* **Exercise instructions**
All of the data must be printed exactly; please include every line.

* **Data to process**
◆ ◆ ◆ ◆ ◆

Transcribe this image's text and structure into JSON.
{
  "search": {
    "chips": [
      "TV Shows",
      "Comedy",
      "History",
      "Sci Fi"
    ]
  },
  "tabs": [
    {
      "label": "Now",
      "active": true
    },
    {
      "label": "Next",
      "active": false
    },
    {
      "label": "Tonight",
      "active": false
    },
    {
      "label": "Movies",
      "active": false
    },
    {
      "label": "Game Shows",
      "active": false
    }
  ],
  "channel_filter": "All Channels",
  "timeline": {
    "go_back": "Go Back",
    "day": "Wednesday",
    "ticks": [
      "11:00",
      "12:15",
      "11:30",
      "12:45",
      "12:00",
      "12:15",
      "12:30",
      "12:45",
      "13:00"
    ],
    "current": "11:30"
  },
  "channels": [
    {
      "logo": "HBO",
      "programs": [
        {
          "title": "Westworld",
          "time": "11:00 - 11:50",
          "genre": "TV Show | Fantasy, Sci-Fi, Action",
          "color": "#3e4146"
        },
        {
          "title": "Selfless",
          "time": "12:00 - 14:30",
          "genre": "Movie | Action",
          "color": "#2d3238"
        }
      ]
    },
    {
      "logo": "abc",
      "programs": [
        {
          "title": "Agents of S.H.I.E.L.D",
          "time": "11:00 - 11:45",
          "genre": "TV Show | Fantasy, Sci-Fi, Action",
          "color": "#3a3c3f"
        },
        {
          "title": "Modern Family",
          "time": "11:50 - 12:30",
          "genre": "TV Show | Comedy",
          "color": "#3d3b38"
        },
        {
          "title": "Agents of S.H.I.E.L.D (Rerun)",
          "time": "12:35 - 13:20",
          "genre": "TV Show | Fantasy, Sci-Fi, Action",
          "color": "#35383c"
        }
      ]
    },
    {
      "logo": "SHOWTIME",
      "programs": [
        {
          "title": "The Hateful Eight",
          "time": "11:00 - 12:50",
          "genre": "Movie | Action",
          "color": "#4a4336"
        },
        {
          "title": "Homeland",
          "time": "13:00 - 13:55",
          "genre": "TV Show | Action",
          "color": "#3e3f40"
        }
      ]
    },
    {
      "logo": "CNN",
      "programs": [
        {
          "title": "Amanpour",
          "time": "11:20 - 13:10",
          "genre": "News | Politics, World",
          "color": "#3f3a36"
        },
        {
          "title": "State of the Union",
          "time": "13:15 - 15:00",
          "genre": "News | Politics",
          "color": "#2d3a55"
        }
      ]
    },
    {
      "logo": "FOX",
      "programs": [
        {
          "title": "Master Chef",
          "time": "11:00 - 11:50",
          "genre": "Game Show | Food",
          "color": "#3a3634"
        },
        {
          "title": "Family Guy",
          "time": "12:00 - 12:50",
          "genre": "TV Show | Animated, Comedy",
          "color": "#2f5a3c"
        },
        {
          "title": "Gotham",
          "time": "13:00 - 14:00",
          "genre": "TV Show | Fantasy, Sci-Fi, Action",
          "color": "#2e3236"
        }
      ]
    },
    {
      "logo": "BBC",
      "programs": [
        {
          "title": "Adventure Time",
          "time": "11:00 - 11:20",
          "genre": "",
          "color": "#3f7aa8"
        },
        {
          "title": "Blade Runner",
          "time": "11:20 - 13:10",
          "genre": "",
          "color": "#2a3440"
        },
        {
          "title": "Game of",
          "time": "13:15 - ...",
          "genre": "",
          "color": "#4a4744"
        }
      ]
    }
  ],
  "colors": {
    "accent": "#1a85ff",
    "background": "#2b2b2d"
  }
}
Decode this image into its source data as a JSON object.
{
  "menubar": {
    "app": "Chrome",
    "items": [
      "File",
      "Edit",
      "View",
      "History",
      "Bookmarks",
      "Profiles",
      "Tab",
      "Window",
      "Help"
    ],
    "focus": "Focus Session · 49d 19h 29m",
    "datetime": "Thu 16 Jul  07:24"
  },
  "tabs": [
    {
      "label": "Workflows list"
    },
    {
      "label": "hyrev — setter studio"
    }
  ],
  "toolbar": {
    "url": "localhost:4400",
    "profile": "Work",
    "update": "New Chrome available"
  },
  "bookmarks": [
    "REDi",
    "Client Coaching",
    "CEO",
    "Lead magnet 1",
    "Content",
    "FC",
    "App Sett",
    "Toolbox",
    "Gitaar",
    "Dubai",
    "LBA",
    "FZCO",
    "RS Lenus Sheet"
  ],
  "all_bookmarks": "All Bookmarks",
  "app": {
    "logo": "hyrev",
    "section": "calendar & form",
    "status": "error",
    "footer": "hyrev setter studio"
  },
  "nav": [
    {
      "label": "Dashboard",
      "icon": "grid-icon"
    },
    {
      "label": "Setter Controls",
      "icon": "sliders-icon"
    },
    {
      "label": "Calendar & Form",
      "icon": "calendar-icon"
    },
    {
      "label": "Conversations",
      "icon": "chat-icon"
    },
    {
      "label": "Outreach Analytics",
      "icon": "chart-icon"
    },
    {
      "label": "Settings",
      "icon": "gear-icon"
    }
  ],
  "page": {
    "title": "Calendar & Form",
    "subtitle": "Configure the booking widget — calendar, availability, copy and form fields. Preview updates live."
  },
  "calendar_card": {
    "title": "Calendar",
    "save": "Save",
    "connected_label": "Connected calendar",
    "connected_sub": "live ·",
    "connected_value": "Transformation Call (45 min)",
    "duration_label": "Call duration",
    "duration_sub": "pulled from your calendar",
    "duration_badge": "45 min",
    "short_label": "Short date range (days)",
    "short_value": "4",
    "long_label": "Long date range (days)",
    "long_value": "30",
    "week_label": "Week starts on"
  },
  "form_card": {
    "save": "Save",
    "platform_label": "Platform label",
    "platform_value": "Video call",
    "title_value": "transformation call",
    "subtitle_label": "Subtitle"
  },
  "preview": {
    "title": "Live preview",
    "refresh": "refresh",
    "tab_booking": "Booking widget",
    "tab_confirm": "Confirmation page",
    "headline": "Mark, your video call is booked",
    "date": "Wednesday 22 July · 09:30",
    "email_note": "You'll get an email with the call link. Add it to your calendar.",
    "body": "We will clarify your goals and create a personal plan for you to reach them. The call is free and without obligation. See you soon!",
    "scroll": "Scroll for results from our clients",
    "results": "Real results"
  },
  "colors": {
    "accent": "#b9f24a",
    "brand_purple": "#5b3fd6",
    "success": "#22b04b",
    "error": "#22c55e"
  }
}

◆ ◆ ◆ ◆ ◆

* **Expected output**
Transcribe this image's text and structure into JSON.
{
  "search": {
    "chips": [
      "TV Shows",
      "Comedy",
      "History",
      "Sci Fi"
    ]
  },
  "tabs": [
    {
      "label": "Now",
      "active": true
    },
    {
      "label": "Next",
      "active": false
    },
    {
      "label": "Tonight",
      "active": false
    },
    {
      "label": "Movies",
      "active": false
    },
    {
      "label": "Game Shows",
      "active": false
    }
  ],
  "channel_filter": "All Channels",
  "timeline": {
    "go_back": "Go Back",
    "day": "Wednesday",
    "ticks": [
      "11:00",
      "12:15",
      "11:30",
      "12:45",
      "12:00",
      "12:15",
      "12:30",
      "12:45",
      "13:00"
    ],
    "current": "11:30"
  },
  "channels": [
    {
      "logo": "HBO",
      "programs": [
        {
          "title": "Westworld",
          "time": "11:00 - 11:50",
          "genre": "TV Show | Fantasy, Sci-Fi, Action",
          "color": "#3e4146"
        },
        {
          "title": "Selfless",
          "time": "12:00 - 14:30",
          "genre": "Movie | Action",
          "color": "#2d3238"
        }
      ]
    },
    {
      "logo": "abc",
      "programs": [
        {
          "title": "Agents of S.H.I.E.L.D",
          "time": "11:00 - 11:45",
          "genre": "TV Show | Fantasy, Sci-Fi, Action",
          "color": "#3a3c3f"
        },
        {
          "title": "Modern Family",
          "time": "11:50 - 12:30",
          "genre": "TV Show | Comedy",
          "color": "#3d3b38"
        },
        {
          "title": "Agents of S.H.I.E.L.D (Rerun)",
          "time": "12:35 - 13:20",
          "genre": "TV Show | Fantasy, Sci-Fi, Action",
          "color": "#35383c"
        }
      ]
    },
    {
      "logo": "SHOWTIME",
      "programs": [
        {
          "title": "The Hateful Eight",
          "time": "11:00 - 12:50",
          "genre": "Movie | Action",
          "color": "#4a4336"
        },
        {
          "title": "Homeland",
          "time": "13:00 - 13:55",
          "genre": "TV Show | Action",
          "color": "#3e3f40"
        }
      ]
    },
    {
      "logo": "CNN",
      "programs": [
        {
          "title": "Amanpour",
          "time": "11:20 - 13:10",
          "genre": "News | Politics, World",
          "color": "#3f3a36"
        },
        {
          "title": "State of the Union",
          "time": "13:15 - 15:00",
          "genre": "News | Politics",
          "color": "#2d3a55"
        }
      ]
    },
    {
      "logo": "FOX",
      "programs": [
        {
          "title": "Master Chef",
          "time": "11:00 - 11:50",
          "genre": "Game Show | Food",
          "color": "#3a3634"
        },
        {
          "title": "Family Guy",
          "time": "12:00 - 12:50",
          "genre": "TV Show | Animated, Comedy",
          "color": "#2f5a3c"
        },
        {
          "title": "Gotham",
          "time": "13:00 - 14:00",
          "genre": "TV Show | Fantasy, Sci-Fi, Action",
          "color": "#2e3236"
        }
      ]
    },
    {
      "logo": "BBC",
      "programs": [
        {
          "title": "Adventure Time",
          "time": "11:00 - 11:20",
          "genre": "",
          "color": "#3f7aa8"
        },
        {
          "title": "Blade Runner",
          "time": "11:20 - 13:10",
          "genre": "",
          "color": "#2a3440"
        },
        {
          "title": "Game of",
          "time": "13:15 - ...",
          "genre": "",
          "color": "#4a4744"
        }
      ]
    }
  ],
  "colors": {
    "accent": "#1a85ff",
    "background": "#2b2b2d"
  }
}
Decode this image into its source data as a JSON object.
{
  "menubar": {
    "app": "Chrome",
    "items": [
      "File",
      "Edit",
      "View",
      "History",
      "Bookmarks",
      "Profiles",
      "Tab",
      "Window",
      "Help"
    ],
    "focus": "Focus Session · 49d 19h 29m",
    "datetime": "Thu 16 Jul  07:24"
  },
  "tabs": [
    {
      "label": "Workflows list"
    },
    {
      "label": "hyrev — setter studio"
    }
  ],
  "toolbar": {
    "url": "localhost:4400",
    "profile": "Work",
    "update": "New Chrome available"
  },
  "bookmarks": [
    "REDi",
    "Client Coaching",
    "CEO",
    "Lead magnet 1",
    "Content",
    "FC",
    "App Sett",
    "Toolbox",
    "Gitaar",
    "Dubai",
    "LBA",
    "FZCO",
    "RS Lenus Sheet"
  ],
  "all_bookmarks": "All Bookmarks",
  "app": {
    "logo": "hyrev",
    "section": "calendar & form",
    "status": "error",
    "footer": "hyrev setter studio"
  },
  "nav": [
    {
      "label": "Dashboard",
      "icon": "grid-icon"
    },
    {
      "label": "Setter Controls",
      "icon": "sliders-icon"
    },
    {
      "label": "Calendar & Form",
      "icon": "calendar-icon"
    },
    {
      "label": "Conversations",
      "icon": "chat-icon"
    },
    {
      "label": "Outreach Analytics",
      "icon": "chart-icon"
    },
    {
      "label": "Settings",
      "icon": "gear-icon"
    }
  ],
  "page": {
    "title": "Calendar & Form",
    "subtitle": "Configure the booking widget — calendar, availability, copy and form fields. Preview updates live."
  },
  "calendar_card": {
    "title": "Calendar",
    "save": "Save",
    "connected_label": "Connected calendar",
    "connected_sub": "live ·",
    "connected_value": "Transformation Call (45 min)",
    "duration_label": "Call duration",
    "duration_sub": "pulled from your calendar",
    "duration_badge": "45 min",
    "short_label": "Short date range (days)",
    "short_value": "4",
    "long_label": "Long date range (days)",
    "long_value": "30",
    "week_label": "Week starts on"
  },
  "form_card": {
    "save": "Save",
    "platform_label": "Platform label",
    "platform_value": "Video call",
    "title_value": "transformation call",
    "subtitle_label": "Subtitle"
  },
  "preview": {
    "title": "Live preview",
    "refresh": "refresh",
    "tab_booking": "Booking widget",
    "tab_confirm": "Confirmation page",
    "headline": "Mark, your video call is booked",
    "date": "Wednesday 22 July · 09:30",
    "email_note": "You'll get an email with the call link. Add it to your calendar.",
    "body": "We will clarify your goals and create a personal plan for you to reach them. The call is free and without obligation. See you soon!",
    "scroll": "Scroll for results from our clients",
    "results": "Real results"
  },
  "colors": {
    "accent": "#b9f24a",
    "brand_purple": "#5b3fd6",
    "success": "#22b04b",
    "error": "#22c55e"
  }
}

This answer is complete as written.